*Set task*
In the entries, find all lines that hold the word "phẩm" and copy them.

-- Start Information shown --

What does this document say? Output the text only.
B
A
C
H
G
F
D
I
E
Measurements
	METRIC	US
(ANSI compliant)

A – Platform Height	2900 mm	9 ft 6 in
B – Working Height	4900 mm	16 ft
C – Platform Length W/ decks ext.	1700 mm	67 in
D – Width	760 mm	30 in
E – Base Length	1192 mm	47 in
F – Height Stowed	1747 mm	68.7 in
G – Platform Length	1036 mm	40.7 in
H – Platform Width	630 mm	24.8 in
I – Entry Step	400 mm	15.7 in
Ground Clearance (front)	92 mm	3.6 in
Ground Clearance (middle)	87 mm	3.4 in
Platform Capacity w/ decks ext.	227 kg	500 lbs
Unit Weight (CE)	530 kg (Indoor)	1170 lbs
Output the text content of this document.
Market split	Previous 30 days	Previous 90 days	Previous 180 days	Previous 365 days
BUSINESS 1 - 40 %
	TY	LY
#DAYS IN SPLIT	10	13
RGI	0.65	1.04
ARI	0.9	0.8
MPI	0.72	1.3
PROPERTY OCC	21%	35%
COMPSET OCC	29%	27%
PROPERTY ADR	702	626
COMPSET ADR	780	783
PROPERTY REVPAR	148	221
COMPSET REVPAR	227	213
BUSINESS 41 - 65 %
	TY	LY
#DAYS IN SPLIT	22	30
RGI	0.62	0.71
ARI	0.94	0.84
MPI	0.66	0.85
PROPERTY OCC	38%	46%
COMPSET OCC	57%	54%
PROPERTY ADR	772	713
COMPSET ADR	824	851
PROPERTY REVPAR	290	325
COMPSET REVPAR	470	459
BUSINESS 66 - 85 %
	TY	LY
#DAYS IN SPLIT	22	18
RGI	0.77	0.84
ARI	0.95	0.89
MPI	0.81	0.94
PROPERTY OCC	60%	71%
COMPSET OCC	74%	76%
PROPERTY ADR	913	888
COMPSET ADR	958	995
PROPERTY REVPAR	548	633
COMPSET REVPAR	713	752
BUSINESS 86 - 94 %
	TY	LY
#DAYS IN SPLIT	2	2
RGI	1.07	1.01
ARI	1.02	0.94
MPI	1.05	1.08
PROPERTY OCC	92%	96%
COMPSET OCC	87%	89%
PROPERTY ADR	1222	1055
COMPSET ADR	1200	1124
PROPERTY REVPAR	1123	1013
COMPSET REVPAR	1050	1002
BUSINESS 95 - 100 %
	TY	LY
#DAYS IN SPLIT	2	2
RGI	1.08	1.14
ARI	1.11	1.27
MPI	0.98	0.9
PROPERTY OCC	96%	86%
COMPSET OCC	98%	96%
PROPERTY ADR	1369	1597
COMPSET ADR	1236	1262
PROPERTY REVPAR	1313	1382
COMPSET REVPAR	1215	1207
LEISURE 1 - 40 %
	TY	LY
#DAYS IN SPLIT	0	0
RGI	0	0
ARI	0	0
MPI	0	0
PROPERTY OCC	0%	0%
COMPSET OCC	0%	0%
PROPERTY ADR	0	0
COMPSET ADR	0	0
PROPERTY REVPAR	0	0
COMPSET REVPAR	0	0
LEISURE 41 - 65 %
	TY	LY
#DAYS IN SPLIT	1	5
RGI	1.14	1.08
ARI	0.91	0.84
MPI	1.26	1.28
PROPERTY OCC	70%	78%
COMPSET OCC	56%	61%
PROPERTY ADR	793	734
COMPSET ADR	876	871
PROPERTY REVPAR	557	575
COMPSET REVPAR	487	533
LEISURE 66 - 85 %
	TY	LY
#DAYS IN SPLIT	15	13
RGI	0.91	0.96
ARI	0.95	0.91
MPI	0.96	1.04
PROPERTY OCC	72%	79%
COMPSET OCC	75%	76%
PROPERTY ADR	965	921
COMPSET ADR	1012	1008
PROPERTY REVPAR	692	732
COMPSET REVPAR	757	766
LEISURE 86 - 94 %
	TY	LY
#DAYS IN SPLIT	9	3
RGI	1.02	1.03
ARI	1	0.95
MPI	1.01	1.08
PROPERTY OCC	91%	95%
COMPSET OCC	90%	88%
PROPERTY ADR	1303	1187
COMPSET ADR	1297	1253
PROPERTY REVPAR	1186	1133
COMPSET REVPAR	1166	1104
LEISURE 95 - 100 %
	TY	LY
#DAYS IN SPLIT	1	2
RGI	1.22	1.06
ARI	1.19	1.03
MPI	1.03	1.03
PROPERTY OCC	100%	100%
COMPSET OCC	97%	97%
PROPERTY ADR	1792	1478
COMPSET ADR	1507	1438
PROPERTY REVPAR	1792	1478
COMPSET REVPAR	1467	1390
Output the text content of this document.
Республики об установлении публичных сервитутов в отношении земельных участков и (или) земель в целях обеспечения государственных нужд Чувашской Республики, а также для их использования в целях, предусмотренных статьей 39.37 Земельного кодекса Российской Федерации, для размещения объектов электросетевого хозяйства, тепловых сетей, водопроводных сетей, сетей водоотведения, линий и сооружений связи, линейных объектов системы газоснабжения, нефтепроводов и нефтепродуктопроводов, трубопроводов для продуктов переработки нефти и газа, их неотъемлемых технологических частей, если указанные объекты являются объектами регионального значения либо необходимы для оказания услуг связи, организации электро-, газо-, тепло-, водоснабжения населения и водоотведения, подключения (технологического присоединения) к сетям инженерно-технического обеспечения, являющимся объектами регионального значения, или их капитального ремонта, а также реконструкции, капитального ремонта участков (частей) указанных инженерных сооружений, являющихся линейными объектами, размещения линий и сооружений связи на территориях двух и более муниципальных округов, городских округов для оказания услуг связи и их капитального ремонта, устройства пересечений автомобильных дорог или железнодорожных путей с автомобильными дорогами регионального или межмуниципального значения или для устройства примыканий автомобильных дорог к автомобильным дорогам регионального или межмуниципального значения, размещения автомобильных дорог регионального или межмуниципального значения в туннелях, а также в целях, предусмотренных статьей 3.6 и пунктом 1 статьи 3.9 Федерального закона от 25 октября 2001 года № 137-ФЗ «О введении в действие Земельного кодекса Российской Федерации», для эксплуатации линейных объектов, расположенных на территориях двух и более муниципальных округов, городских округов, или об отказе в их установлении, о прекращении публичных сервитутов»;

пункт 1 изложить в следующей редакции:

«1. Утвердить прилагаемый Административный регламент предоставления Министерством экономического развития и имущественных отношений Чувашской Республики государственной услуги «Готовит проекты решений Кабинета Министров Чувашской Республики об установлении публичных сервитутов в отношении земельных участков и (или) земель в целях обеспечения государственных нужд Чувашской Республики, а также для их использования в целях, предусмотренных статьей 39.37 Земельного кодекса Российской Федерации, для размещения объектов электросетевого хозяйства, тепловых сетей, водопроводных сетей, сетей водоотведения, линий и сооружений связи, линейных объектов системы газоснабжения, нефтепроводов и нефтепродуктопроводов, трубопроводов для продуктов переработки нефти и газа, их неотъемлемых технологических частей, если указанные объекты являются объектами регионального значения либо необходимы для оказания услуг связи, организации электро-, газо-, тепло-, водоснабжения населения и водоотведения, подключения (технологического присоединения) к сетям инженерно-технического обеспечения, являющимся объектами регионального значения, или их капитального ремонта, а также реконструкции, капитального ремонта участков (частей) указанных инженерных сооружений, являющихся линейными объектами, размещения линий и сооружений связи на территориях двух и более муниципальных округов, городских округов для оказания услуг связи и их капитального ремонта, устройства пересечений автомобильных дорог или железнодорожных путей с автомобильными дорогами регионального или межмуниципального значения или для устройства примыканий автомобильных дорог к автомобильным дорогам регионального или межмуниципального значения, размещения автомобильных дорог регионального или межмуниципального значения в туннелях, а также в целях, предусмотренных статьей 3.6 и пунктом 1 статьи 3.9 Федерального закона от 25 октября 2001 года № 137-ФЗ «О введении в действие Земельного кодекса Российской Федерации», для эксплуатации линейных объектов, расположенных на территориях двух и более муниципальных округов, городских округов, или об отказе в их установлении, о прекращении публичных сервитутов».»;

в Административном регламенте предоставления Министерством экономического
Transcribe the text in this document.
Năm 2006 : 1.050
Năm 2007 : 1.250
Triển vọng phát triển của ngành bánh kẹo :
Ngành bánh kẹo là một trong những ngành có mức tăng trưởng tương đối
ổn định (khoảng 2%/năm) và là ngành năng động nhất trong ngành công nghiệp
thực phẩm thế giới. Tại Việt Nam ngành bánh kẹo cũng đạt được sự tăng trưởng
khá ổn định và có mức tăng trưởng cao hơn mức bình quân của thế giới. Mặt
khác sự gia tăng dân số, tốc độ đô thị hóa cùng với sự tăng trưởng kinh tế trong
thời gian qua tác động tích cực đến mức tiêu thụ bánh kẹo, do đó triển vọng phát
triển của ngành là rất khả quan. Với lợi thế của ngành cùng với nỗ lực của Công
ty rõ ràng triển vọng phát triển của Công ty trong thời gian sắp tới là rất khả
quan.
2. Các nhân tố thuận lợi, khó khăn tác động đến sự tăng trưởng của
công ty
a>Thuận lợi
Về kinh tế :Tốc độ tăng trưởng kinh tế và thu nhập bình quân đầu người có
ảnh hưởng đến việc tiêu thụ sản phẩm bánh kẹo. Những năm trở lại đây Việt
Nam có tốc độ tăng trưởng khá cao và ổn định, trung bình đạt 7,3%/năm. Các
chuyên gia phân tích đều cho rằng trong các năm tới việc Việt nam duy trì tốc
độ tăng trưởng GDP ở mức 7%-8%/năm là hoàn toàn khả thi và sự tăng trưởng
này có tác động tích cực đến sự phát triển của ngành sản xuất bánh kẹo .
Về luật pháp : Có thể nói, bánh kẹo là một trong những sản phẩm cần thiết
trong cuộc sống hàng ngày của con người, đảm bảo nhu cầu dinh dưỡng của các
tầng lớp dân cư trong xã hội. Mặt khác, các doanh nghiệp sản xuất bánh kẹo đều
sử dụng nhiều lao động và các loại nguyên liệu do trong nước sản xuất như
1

-- End Information shown --

*Problem solution*
thực phẩm thế giới. Tại Việt Nam ngành bánh kẹo cũng đạt được sự tăng trưởng
ảnh hưởng đến việc tiêu thụ sản phẩm bánh kẹo. Những năm trở lại đây Việt
Về luật pháp : Có thể nói, bánh kẹo là một trong những sản phẩm cần thiết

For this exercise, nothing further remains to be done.